## Start Document passage

It should be observed that the focused letters whose phonemes are searched for can consist of a consonant string or a vowel string. This means that the process can obtain the corresponding phonemes without breaking the consonant or vowel strings. This can aid in avoiding a lot of unnecessary and misleading conversions. Also, each occurrence of the context segment is counted. Therefore the longest segment and the most frequent one play a dominant role in determining the letter-to-sound conversion. Further, the dictionary can be built up recursively so that it covers the data where basic rules can be learned. These basic rules should predict a significant part of the big dictionary accurately
So configured, the resultant dictionary and corresponding process are relatively well suited to facilitate various symbol-to-sound activities in a way that potentially requires less memory than prior approaches. In addition, the described platform and processes are well suited in particular to support the pronunciation of words that are not actually included in the dictionary for whatever reason, thereby meeting a significant existing need.
Those skilled in the art will recognize that a wide variety of modifications, alterations, and combinations can be made with respect to the above described embodiments without departing from the spirit and scope of the invention, and that such modifications, alterations, and combinations are to be viewed as being within the ambit of the inventive concept.

Claims (25)

1. A method of correlating symbols with sounds, wherein at least some of the symbols can correspond to a plurality of sounds and at least some of the sounds can correspond to a plurality of symbols, comprising:
providing a dictionary comprising a dendroid hierarchy of branches and nodes, wherein each node represents no more than one of the symbols and wherein each such symbol as is represented at a node has only one corresponding sound associated with that symbol at that node, and each branch includes a plurality of nodes representing a string of the symbols in a particular sequence;
automatically using the dictionary to translate an input comprising a given integral sequence of the symbols into a corresponding integral sequence of sounds.

## End Document passage
## Start Given information

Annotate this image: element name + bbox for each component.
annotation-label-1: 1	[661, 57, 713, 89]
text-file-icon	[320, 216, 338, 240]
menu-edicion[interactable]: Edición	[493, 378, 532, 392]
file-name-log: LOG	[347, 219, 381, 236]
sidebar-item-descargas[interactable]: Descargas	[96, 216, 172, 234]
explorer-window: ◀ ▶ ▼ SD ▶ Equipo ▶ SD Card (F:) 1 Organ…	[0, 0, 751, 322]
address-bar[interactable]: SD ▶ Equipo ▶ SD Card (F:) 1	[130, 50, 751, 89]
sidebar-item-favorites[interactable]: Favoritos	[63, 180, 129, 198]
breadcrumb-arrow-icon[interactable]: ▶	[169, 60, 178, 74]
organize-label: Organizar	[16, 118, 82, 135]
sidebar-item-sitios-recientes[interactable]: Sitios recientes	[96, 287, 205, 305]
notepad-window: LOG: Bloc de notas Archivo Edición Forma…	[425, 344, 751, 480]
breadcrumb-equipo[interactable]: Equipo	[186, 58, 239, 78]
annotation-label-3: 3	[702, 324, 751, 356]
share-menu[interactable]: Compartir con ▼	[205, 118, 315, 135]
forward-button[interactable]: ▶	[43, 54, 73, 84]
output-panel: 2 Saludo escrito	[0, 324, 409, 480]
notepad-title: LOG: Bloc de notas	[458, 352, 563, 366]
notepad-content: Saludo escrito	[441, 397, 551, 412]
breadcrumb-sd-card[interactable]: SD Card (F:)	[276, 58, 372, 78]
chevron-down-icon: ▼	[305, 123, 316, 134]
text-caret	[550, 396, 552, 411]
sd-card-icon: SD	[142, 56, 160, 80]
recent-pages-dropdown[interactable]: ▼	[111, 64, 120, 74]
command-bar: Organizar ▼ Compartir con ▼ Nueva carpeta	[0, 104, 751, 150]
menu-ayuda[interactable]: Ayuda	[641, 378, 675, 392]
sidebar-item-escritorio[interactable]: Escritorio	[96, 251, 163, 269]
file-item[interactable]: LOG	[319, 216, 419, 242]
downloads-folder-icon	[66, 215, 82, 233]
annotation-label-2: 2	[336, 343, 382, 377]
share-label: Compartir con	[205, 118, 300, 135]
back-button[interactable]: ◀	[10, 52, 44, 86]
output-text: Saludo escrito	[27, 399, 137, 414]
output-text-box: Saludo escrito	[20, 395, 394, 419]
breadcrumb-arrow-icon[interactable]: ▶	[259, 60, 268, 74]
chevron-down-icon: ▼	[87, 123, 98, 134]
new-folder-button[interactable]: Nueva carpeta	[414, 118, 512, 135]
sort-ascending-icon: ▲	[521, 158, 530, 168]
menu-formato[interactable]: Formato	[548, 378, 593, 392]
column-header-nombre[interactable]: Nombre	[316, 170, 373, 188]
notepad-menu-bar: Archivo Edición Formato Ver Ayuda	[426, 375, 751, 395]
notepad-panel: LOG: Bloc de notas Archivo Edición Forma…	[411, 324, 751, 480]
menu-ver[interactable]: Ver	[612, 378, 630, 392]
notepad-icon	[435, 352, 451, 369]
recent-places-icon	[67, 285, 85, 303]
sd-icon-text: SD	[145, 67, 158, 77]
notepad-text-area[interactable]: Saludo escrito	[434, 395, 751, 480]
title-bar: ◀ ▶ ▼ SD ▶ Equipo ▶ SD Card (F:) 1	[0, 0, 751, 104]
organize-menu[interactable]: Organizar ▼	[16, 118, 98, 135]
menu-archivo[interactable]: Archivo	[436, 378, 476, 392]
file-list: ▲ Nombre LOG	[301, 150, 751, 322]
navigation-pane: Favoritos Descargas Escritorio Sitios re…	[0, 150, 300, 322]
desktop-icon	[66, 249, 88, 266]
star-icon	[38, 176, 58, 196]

## End Given information

Task set.
1. Summarize the patent passage in two sentences.
2. Echo the patent passage from "Those skilled in" to "the inventive concept.".
3. According to the patent passage, which segments play a dominant role in determining the letter-to-sound conversion?
The records were drawn from a different source than the text.

The answers.
1. The passage describes a letter-to-sound process that finds phonemes for whole consonant or vowel strings, counts each occurrence of a context segment so that the longest and most frequent segments dominate, and builds its dictionary recursively around basic rules. The resulting dictionary may need less memory than earlier approaches and can help pronounce words not in the dictionary, and the first claim sets out a method that uses a branching hierarchy of nodes, each holding at most one symbol with one sound, to translate a sequence of symbols into a sequence of sounds.

2.
Those skilled in the art will recognize that a wide variety of modifications, alterations, and combinations can be made with respect to the above described embodiments without departing from the spirit and scope of the invention, and that such modifications, alterations, and combinations are to be viewed as being within the ambit of the inventive concept.

3. The longest segment and the most frequent one.